SHORT TASK ▸ Lift out all lines below that contain "name".

Dataset records on visual material
•••
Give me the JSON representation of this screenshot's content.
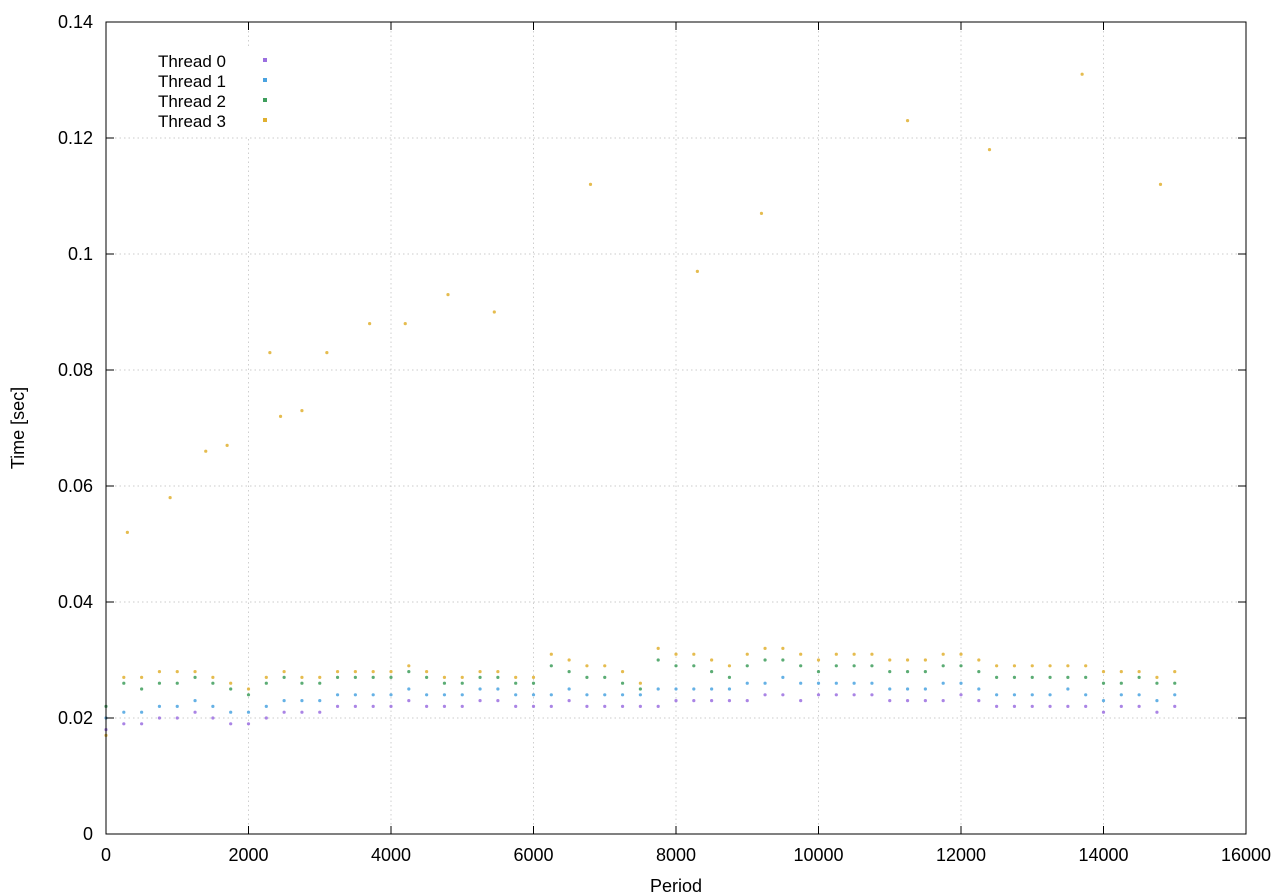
{
  "chart_data": {
    "type": "scatter",
    "title": "",
    "xlabel": "Period",
    "ylabel": "Time [sec]",
    "xlim": [
      0,
      16000
    ],
    "ylim": [
      0,
      0.14
    ],
    "x_ticks": [
      "0",
      "2000",
      "4000",
      "6000",
      "8000",
      "10000",
      "12000",
      "14000",
      "16000"
    ],
    "y_ticks": [
      "0",
      "0.02",
      "0.04",
      "0.06",
      "0.08",
      "0.1",
      "0.12",
      "0.14"
    ],
    "grid": true,
    "legend_position": "top-left",
    "series": [
      {
        "name": "Thread 0",
        "color": "#9b6fe0",
        "points": [
          [
            0,
            0.018
          ],
          [
            250,
            0.019
          ],
          [
            500,
            0.019
          ],
          [
            750,
            0.02
          ],
          [
            1000,
            0.02
          ],
          [
            1250,
            0.021
          ],
          [
            1500,
            0.02
          ],
          [
            1750,
            0.019
          ],
          [
            2000,
            0.019
          ],
          [
            2250,
            0.02
          ],
          [
            2500,
            0.021
          ],
          [
            2750,
            0.021
          ],
          [
            3000,
            0.021
          ],
          [
            3250,
            0.022
          ],
          [
            3500,
            0.022
          ],
          [
            3750,
            0.022
          ],
          [
            4000,
            0.022
          ],
          [
            4250,
            0.023
          ],
          [
            4500,
            0.022
          ],
          [
            4750,
            0.022
          ],
          [
            5000,
            0.022
          ],
          [
            5250,
            0.023
          ],
          [
            5500,
            0.023
          ],
          [
            5750,
            0.022
          ],
          [
            6000,
            0.022
          ],
          [
            6250,
            0.022
          ],
          [
            6500,
            0.023
          ],
          [
            6750,
            0.022
          ],
          [
            7000,
            0.022
          ],
          [
            7250,
            0.022
          ],
          [
            7500,
            0.022
          ],
          [
            7750,
            0.022
          ],
          [
            8000,
            0.023
          ],
          [
            8250,
            0.023
          ],
          [
            8500,
            0.023
          ],
          [
            8750,
            0.023
          ],
          [
            9000,
            0.023
          ],
          [
            9250,
            0.024
          ],
          [
            9500,
            0.024
          ],
          [
            9750,
            0.023
          ],
          [
            10000,
            0.024
          ],
          [
            10250,
            0.024
          ],
          [
            10500,
            0.024
          ],
          [
            10750,
            0.024
          ],
          [
            11000,
            0.023
          ],
          [
            11250,
            0.023
          ],
          [
            11500,
            0.023
          ],
          [
            11750,
            0.023
          ],
          [
            12000,
            0.024
          ],
          [
            12250,
            0.023
          ],
          [
            12500,
            0.022
          ],
          [
            12750,
            0.022
          ],
          [
            13000,
            0.022
          ],
          [
            13250,
            0.022
          ],
          [
            13500,
            0.022
          ],
          [
            13750,
            0.022
          ],
          [
            14000,
            0.021
          ],
          [
            14250,
            0.022
          ],
          [
            14500,
            0.022
          ],
          [
            14750,
            0.021
          ],
          [
            15000,
            0.022
          ]
        ]
      },
      {
        "name": "Thread 1",
        "color": "#4aa3e0",
        "points": [
          [
            0,
            0.02
          ],
          [
            250,
            0.021
          ],
          [
            500,
            0.021
          ],
          [
            750,
            0.022
          ],
          [
            1000,
            0.022
          ],
          [
            1250,
            0.023
          ],
          [
            1500,
            0.022
          ],
          [
            1750,
            0.021
          ],
          [
            2000,
            0.021
          ],
          [
            2250,
            0.022
          ],
          [
            2500,
            0.023
          ],
          [
            2750,
            0.023
          ],
          [
            3000,
            0.023
          ],
          [
            3250,
            0.024
          ],
          [
            3500,
            0.024
          ],
          [
            3750,
            0.024
          ],
          [
            4000,
            0.024
          ],
          [
            4250,
            0.025
          ],
          [
            4500,
            0.024
          ],
          [
            4750,
            0.024
          ],
          [
            5000,
            0.024
          ],
          [
            5250,
            0.025
          ],
          [
            5500,
            0.025
          ],
          [
            5750,
            0.024
          ],
          [
            6000,
            0.024
          ],
          [
            6250,
            0.024
          ],
          [
            6500,
            0.025
          ],
          [
            6750,
            0.024
          ],
          [
            7000,
            0.024
          ],
          [
            7250,
            0.024
          ],
          [
            7500,
            0.024
          ],
          [
            7750,
            0.025
          ],
          [
            8000,
            0.025
          ],
          [
            8250,
            0.025
          ],
          [
            8500,
            0.025
          ],
          [
            8750,
            0.025
          ],
          [
            9000,
            0.026
          ],
          [
            9250,
            0.026
          ],
          [
            9500,
            0.027
          ],
          [
            9750,
            0.026
          ],
          [
            10000,
            0.026
          ],
          [
            10250,
            0.026
          ],
          [
            10500,
            0.026
          ],
          [
            10750,
            0.026
          ],
          [
            11000,
            0.025
          ],
          [
            11250,
            0.025
          ],
          [
            11500,
            0.025
          ],
          [
            11750,
            0.026
          ],
          [
            12000,
            0.026
          ],
          [
            12250,
            0.025
          ],
          [
            12500,
            0.024
          ],
          [
            12750,
            0.024
          ],
          [
            13000,
            0.024
          ],
          [
            13250,
            0.024
          ],
          [
            13500,
            0.025
          ],
          [
            13750,
            0.024
          ],
          [
            14000,
            0.023
          ],
          [
            14250,
            0.024
          ],
          [
            14500,
            0.024
          ],
          [
            14750,
            0.023
          ],
          [
            15000,
            0.024
          ]
        ]
      },
      {
        "name": "Thread 2",
        "color": "#3e9e5c",
        "points": [
          [
            0,
            0.022
          ],
          [
            250,
            0.026
          ],
          [
            500,
            0.025
          ],
          [
            750,
            0.026
          ],
          [
            1000,
            0.026
          ],
          [
            1250,
            0.027
          ],
          [
            1500,
            0.026
          ],
          [
            1750,
            0.025
          ],
          [
            2000,
            0.024
          ],
          [
            2250,
            0.026
          ],
          [
            2500,
            0.027
          ],
          [
            2750,
            0.026
          ],
          [
            3000,
            0.026
          ],
          [
            3250,
            0.027
          ],
          [
            3500,
            0.027
          ],
          [
            3750,
            0.027
          ],
          [
            4000,
            0.027
          ],
          [
            4250,
            0.028
          ],
          [
            4500,
            0.027
          ],
          [
            4750,
            0.026
          ],
          [
            5000,
            0.026
          ],
          [
            5250,
            0.027
          ],
          [
            5500,
            0.027
          ],
          [
            5750,
            0.026
          ],
          [
            6000,
            0.026
          ],
          [
            6250,
            0.029
          ],
          [
            6500,
            0.028
          ],
          [
            6750,
            0.027
          ],
          [
            7000,
            0.027
          ],
          [
            7250,
            0.026
          ],
          [
            7500,
            0.025
          ],
          [
            7750,
            0.03
          ],
          [
            8000,
            0.029
          ],
          [
            8250,
            0.029
          ],
          [
            8500,
            0.028
          ],
          [
            8750,
            0.027
          ],
          [
            9000,
            0.029
          ],
          [
            9250,
            0.03
          ],
          [
            9500,
            0.03
          ],
          [
            9750,
            0.029
          ],
          [
            10000,
            0.028
          ],
          [
            10250,
            0.029
          ],
          [
            10500,
            0.029
          ],
          [
            10750,
            0.029
          ],
          [
            11000,
            0.028
          ],
          [
            11250,
            0.028
          ],
          [
            11500,
            0.028
          ],
          [
            11750,
            0.029
          ],
          [
            12000,
            0.029
          ],
          [
            12250,
            0.028
          ],
          [
            12500,
            0.027
          ],
          [
            12750,
            0.027
          ],
          [
            13000,
            0.027
          ],
          [
            13250,
            0.027
          ],
          [
            13500,
            0.027
          ],
          [
            13750,
            0.027
          ],
          [
            14000,
            0.026
          ],
          [
            14250,
            0.026
          ],
          [
            14500,
            0.027
          ],
          [
            14750,
            0.026
          ],
          [
            15000,
            0.026
          ]
        ]
      },
      {
        "name": "Thread 3",
        "color": "#e0b030",
        "points": [
          [
            0,
            0.017
          ],
          [
            250,
            0.027
          ],
          [
            500,
            0.027
          ],
          [
            750,
            0.028
          ],
          [
            1000,
            0.028
          ],
          [
            1250,
            0.028
          ],
          [
            1500,
            0.027
          ],
          [
            1750,
            0.026
          ],
          [
            2000,
            0.025
          ],
          [
            2250,
            0.027
          ],
          [
            2500,
            0.028
          ],
          [
            2750,
            0.027
          ],
          [
            3000,
            0.027
          ],
          [
            3250,
            0.028
          ],
          [
            3500,
            0.028
          ],
          [
            3750,
            0.028
          ],
          [
            4000,
            0.028
          ],
          [
            4250,
            0.029
          ],
          [
            4500,
            0.028
          ],
          [
            4750,
            0.027
          ],
          [
            5000,
            0.027
          ],
          [
            5250,
            0.028
          ],
          [
            5500,
            0.028
          ],
          [
            5750,
            0.027
          ],
          [
            6000,
            0.027
          ],
          [
            6250,
            0.031
          ],
          [
            6500,
            0.03
          ],
          [
            6750,
            0.029
          ],
          [
            7000,
            0.029
          ],
          [
            7250,
            0.028
          ],
          [
            7500,
            0.026
          ],
          [
            7750,
            0.032
          ],
          [
            8000,
            0.031
          ],
          [
            8250,
            0.031
          ],
          [
            8500,
            0.03
          ],
          [
            8750,
            0.029
          ],
          [
            9000,
            0.031
          ],
          [
            9250,
            0.032
          ],
          [
            9500,
            0.032
          ],
          [
            9750,
            0.031
          ],
          [
            10000,
            0.03
          ],
          [
            10250,
            0.031
          ],
          [
            10500,
            0.031
          ],
          [
            10750,
            0.031
          ],
          [
            11000,
            0.03
          ],
          [
            11250,
            0.03
          ],
          [
            11500,
            0.03
          ],
          [
            11750,
            0.031
          ],
          [
            12000,
            0.031
          ],
          [
            12250,
            0.03
          ],
          [
            12500,
            0.029
          ],
          [
            12750,
            0.029
          ],
          [
            13000,
            0.029
          ],
          [
            13250,
            0.029
          ],
          [
            13500,
            0.029
          ],
          [
            13750,
            0.029
          ],
          [
            14000,
            0.028
          ],
          [
            14250,
            0.028
          ],
          [
            14500,
            0.028
          ],
          [
            14750,
            0.027
          ],
          [
            15000,
            0.028
          ],
          [
            300,
            0.052
          ],
          [
            900,
            0.058
          ],
          [
            1400,
            0.066
          ],
          [
            1700,
            0.067
          ],
          [
            2300,
            0.083
          ],
          [
            2450,
            0.072
          ],
          [
            2750,
            0.073
          ],
          [
            3100,
            0.083
          ],
          [
            3700,
            0.088
          ],
          [
            4200,
            0.088
          ],
          [
            4800,
            0.093
          ],
          [
            5450,
            0.09
          ],
          [
            6800,
            0.112
          ],
          [
            8300,
            0.097
          ],
          [
            9200,
            0.107
          ],
          [
            11250,
            0.123
          ],
          [
            12400,
            0.118
          ],
          [
            13700,
            0.131
          ],
          [
            14800,
            0.112
          ]
        ]
      }
    ]
  }
}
•••
OUTPUT OF THE EXERCISE ▸
        "name": "Thread 0",
        "name": "Thread 1",
        "name": "Thread 2",
        "name": "Thread 3",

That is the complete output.